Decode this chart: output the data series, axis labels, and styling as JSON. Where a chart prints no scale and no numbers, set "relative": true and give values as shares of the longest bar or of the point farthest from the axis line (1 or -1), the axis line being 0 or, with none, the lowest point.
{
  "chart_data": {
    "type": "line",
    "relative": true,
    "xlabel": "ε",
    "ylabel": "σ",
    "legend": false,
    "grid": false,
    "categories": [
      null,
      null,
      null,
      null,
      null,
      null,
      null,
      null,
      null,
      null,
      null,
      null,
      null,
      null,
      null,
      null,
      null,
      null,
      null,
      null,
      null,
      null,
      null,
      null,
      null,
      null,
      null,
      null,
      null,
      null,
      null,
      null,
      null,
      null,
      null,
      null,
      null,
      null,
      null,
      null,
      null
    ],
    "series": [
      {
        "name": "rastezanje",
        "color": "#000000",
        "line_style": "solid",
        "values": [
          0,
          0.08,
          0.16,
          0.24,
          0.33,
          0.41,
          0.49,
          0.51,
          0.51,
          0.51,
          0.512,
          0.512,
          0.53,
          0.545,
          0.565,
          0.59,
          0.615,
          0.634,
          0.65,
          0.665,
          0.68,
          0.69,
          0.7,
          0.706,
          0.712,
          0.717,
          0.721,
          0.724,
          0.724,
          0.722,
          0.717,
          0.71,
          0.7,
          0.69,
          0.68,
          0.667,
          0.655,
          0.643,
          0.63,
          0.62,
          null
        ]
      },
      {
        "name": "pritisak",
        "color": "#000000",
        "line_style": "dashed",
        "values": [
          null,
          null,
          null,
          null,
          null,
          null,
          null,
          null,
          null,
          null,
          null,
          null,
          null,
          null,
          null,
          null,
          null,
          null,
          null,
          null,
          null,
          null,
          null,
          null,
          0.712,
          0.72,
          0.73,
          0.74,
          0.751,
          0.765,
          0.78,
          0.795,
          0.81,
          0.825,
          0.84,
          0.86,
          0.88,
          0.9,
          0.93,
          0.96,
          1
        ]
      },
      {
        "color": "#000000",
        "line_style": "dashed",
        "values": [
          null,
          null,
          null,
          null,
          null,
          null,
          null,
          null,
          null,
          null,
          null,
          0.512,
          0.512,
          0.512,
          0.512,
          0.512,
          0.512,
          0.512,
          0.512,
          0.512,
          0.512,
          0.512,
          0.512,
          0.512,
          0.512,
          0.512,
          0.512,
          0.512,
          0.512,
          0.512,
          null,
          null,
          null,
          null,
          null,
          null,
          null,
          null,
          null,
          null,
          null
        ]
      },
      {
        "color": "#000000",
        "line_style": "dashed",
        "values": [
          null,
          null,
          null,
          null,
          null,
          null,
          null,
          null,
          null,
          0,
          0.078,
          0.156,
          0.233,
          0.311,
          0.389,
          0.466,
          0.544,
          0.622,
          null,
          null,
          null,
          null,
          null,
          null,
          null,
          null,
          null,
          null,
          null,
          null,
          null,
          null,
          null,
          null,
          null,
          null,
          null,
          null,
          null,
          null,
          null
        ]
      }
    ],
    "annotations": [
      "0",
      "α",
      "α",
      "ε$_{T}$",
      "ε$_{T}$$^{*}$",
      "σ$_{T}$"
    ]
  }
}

══════════════════════════════

■ Your objective: Repeat the data exactly. Leave nothing out.

■ Output of the task:
Decode this chart: output the data series, axis labels, and styling as JSON. Where a chart prints no scale and no numbers, set "relative": true and give values as shares of the longest bar or of the point farthest from the axis line (1 or -1), the axis line being 0 or, with none, the lowest point.
{
  "chart_data": {
    "type": "line",
    "relative": true,
    "xlabel": "ε",
    "ylabel": "σ",
    "legend": false,
    "grid": false,
    "categories": [
      null,
      null,
      null,
      null,
      null,
      null,
      null,
      null,
      null,
      null,
      null,
      null,
      null,
      null,
      null,
      null,
      null,
      null,
      null,
      null,
      null,
      null,
      null,
      null,
      null,
      null,
      null,
      null,
      null,
      null,
      null,
      null,
      null,
      null,
      null,
      null,
      null,
      null,
      null,
      null,
      null
    ],
    "series": [
      {
        "name": "rastezanje",
        "color": "#000000",
        "line_style": "solid",
        "values": [
          0,
          0.08,
          0.16,
          0.24,
          0.33,
          0.41,
          0.49,
          0.51,
          0.51,
          0.51,
          0.512,
          0.512,
          0.53,
          0.545,
          0.565,
          0.59,
          0.615,
          0.634,
          0.65,
          0.665,
          0.68,
          0.69,
          0.7,
          0.706,
          0.712,
          0.717,
          0.721,
          0.724,
          0.724,
          0.722,
          0.717,
          0.71,
          0.7,
          0.69,
          0.68,
          0.667,
          0.655,
          0.643,
          0.63,
          0.62,
          null
        ]
      },
      {
        "name": "pritisak",
        "color": "#000000",
        "line_style": "dashed",
        "values": [
          null,
          null,
          null,
          null,
          null,
          null,
          null,
          null,
          null,
          null,
          null,
          null,
          null,
          null,
          null,
          null,
          null,
          null,
          null,
          null,
          null,
          null,
          null,
          null,
          0.712,
          0.72,
          0.73,
          0.74,
          0.751,
          0.765,
          0.78,
          0.795,
          0.81,
          0.825,
          0.84,
          0.86,
          0.88,
          0.9,
          0.93,
          0.96,
          1
        ]
      },
      {
        "color": "#000000",
        "line_style": "dashed",
        "values": [
          null,
          null,
          null,
          null,
          null,
          null,
          null,
          null,
          null,
          null,
          null,
          0.512,
          0.512,
          0.512,
          0.512,
          0.512,
          0.512,
          0.512,
          0.512,
          0.512,
          0.512,
          0.512,
          0.512,
          0.512,
          0.512,
          0.512,
          0.512,
          0.512,
          0.512,
          0.512,
          null,
          null,
          null,
          null,
          null,
          null,
          null,
          null,
          null,
          null,
          null
        ]
      },
      {
        "color": "#000000",
        "line_style": "dashed",
        "values": [
          null,
          null,
          null,
          null,
          null,
          null,
          null,
          null,
          null,
          0,
          0.078,
          0.156,
          0.233,
          0.311,
          0.389,
          0.466,
          0.544,
          0.622,
          null,
          null,
          null,
          null,
          null,
          null,
          null,
          null,
          null,
          null,
          null,
          null,
          null,
          null,
          null,
          null,
          null,
          null,
          null,
          null,
          null,
          null,
          null
        ]
      }
    ],
    "annotations": [
      "0",
      "α",
      "α",
      "ε$_{T}$",
      "ε$_{T}$$^{*}$",
      "σ$_{T}$"
    ]
  }
}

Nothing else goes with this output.